▶ **Materials provided**
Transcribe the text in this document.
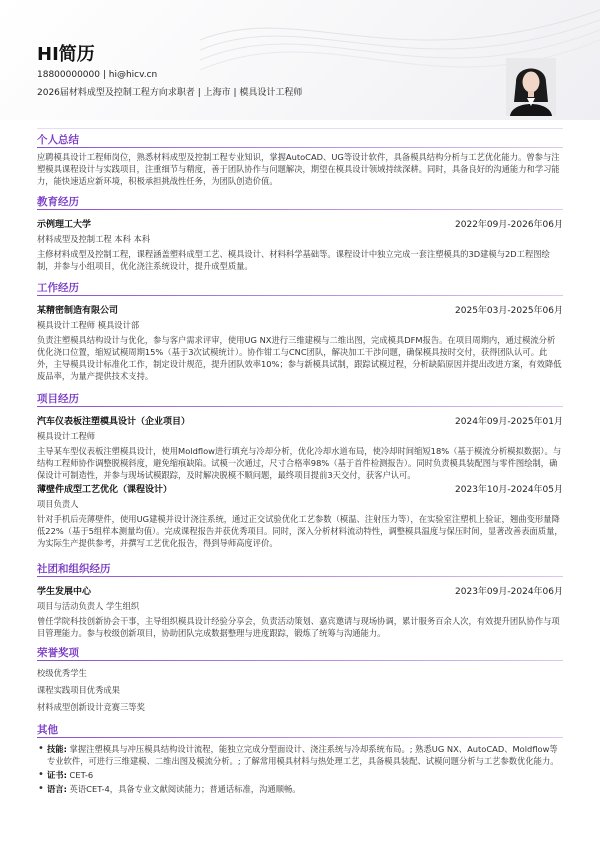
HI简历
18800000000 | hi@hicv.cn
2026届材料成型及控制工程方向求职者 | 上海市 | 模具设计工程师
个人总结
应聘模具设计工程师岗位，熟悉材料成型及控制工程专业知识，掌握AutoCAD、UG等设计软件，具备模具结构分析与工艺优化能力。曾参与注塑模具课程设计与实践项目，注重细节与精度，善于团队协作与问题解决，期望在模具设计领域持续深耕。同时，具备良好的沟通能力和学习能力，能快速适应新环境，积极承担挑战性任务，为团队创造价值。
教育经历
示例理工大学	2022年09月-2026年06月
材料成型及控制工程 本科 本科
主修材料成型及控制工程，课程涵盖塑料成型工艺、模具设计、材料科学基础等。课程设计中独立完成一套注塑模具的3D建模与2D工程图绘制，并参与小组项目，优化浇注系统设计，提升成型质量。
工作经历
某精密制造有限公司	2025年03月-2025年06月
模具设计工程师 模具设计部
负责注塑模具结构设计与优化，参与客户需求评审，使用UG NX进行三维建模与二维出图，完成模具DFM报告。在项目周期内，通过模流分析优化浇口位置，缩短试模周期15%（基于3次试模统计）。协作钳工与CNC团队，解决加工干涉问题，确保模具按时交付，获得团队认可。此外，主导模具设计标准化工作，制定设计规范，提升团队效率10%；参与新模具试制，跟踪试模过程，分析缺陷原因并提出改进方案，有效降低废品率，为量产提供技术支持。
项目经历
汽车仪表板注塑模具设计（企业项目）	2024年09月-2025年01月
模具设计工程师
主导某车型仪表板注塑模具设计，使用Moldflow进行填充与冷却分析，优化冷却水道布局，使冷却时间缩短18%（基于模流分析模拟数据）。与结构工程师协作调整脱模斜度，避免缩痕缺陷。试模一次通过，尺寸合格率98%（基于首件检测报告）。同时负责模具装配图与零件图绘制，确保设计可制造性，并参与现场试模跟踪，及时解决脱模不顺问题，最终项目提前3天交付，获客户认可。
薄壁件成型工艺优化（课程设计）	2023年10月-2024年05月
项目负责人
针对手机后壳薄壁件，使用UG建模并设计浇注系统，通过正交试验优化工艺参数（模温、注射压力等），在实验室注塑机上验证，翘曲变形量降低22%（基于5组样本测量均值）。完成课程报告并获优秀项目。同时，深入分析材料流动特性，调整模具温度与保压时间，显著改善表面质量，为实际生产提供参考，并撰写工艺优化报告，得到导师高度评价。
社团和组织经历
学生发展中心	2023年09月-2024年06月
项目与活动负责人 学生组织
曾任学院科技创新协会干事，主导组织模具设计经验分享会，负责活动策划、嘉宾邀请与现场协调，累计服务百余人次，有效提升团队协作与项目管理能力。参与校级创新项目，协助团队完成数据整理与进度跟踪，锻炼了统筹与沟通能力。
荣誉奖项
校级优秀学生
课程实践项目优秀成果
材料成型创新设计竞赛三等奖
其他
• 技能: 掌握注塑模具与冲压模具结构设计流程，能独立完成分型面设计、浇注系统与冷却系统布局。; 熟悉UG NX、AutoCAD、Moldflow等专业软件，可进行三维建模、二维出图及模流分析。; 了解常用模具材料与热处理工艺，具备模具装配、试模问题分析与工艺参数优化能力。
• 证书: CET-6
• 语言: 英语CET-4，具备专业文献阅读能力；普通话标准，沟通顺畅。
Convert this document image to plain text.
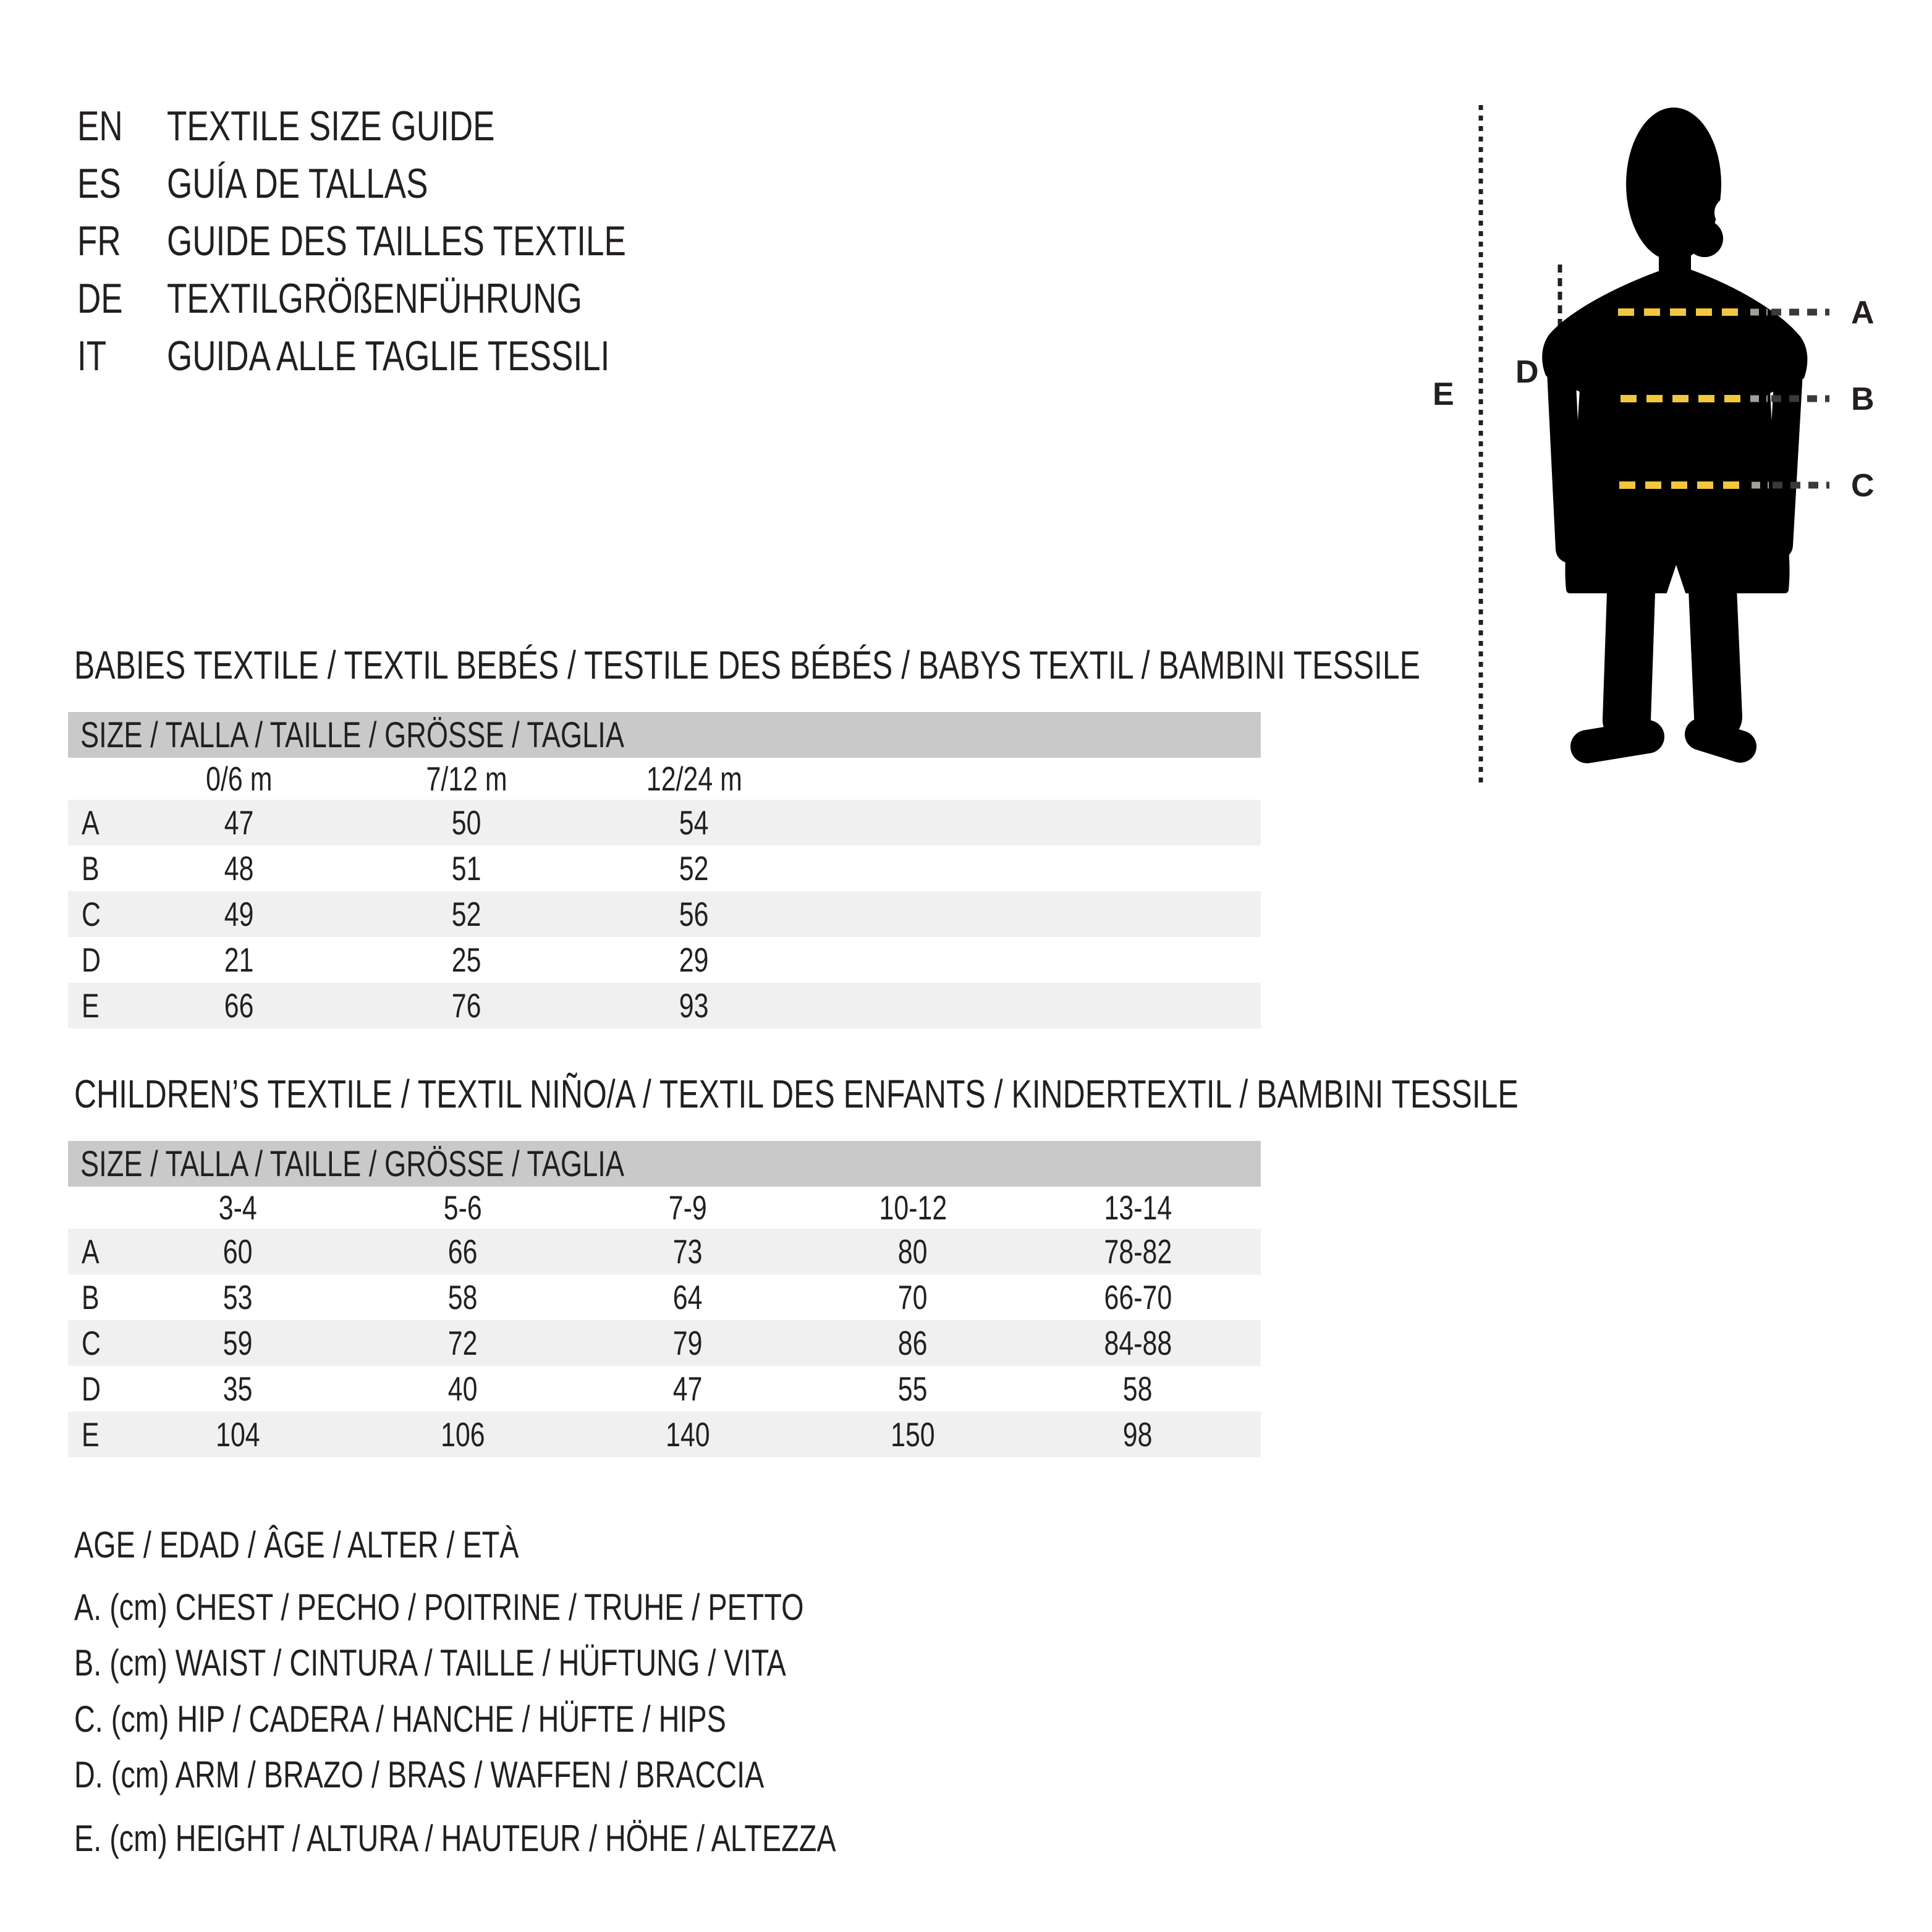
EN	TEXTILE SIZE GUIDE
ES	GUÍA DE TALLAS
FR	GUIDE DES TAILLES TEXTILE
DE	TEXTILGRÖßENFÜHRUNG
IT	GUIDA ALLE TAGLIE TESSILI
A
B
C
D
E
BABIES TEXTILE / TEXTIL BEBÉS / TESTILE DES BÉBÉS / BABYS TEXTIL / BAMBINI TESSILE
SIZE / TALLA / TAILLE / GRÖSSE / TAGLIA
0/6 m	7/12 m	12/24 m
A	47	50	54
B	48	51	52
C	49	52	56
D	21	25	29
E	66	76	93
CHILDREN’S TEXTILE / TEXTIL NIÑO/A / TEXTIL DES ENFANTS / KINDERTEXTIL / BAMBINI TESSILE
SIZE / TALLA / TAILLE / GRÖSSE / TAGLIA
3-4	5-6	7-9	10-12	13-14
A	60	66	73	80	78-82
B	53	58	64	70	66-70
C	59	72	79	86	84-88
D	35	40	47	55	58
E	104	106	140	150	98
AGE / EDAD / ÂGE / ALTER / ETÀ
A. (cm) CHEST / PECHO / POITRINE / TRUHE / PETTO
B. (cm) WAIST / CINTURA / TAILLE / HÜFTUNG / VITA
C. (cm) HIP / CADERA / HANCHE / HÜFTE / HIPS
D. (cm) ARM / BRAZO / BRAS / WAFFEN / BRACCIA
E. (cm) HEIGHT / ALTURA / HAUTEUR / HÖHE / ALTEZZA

▶ **Your goal**
Pick out the lines containing the string "TESSILE" and show them.

▶ **Response for this exercise**
BABIES TEXTILE / TEXTIL BEBÉS / TESTILE DES BÉBÉS / BABYS TEXTIL / BAMBINI TESSILE
CHILDREN’S TEXTILE / TEXTIL NIÑO/A / TEXTIL DES ENFANTS / KINDERTEXTIL / BAMBINI TESSILE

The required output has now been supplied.